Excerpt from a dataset

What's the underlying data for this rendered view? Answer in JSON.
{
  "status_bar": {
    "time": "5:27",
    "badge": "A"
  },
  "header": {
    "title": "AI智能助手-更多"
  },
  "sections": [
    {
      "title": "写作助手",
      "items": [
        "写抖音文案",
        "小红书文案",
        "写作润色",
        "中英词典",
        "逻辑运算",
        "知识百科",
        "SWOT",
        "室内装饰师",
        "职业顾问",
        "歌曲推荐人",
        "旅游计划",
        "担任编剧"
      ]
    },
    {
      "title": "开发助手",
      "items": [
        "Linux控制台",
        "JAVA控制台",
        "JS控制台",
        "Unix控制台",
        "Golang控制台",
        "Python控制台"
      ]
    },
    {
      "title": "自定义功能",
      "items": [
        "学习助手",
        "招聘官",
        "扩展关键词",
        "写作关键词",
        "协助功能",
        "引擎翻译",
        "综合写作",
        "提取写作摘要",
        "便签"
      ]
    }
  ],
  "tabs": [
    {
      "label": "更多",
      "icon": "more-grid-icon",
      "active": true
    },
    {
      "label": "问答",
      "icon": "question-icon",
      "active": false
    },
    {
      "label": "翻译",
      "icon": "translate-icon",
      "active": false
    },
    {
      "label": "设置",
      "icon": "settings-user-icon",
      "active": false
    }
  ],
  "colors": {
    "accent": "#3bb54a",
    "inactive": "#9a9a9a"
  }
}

*Task directions*: Retype all of the entries precisely as they are.

*Response to the exercise*:
What's the underlying data for this rendered view? Answer in JSON.
{
  "status_bar": {
    "time": "5:27",
    "badge": "A"
  },
  "header": {
    "title": "AI智能助手-更多"
  },
  "sections": [
    {
      "title": "写作助手",
      "items": [
        "写抖音文案",
        "小红书文案",
        "写作润色",
        "中英词典",
        "逻辑运算",
        "知识百科",
        "SWOT",
        "室内装饰师",
        "职业顾问",
        "歌曲推荐人",
        "旅游计划",
        "担任编剧"
      ]
    },
    {
      "title": "开发助手",
      "items": [
        "Linux控制台",
        "JAVA控制台",
        "JS控制台",
        "Unix控制台",
        "Golang控制台",
        "Python控制台"
      ]
    },
    {
      "title": "自定义功能",
      "items": [
        "学习助手",
        "招聘官",
        "扩展关键词",
        "写作关键词",
        "协助功能",
        "引擎翻译",
        "综合写作",
        "提取写作摘要",
        "便签"
      ]
    }
  ],
  "tabs": [
    {
      "label": "更多",
      "icon": "more-grid-icon",
      "active": true
    },
    {
      "label": "问答",
      "icon": "question-icon",
      "active": false
    },
    {
      "label": "翻译",
      "icon": "translate-icon",
      "active": false
    },
    {
      "label": "设置",
      "icon": "settings-user-icon",
      "active": false
    }
  ],
  "colors": {
    "accent": "#3bb54a",
    "inactive": "#9a9a9a"
  }
}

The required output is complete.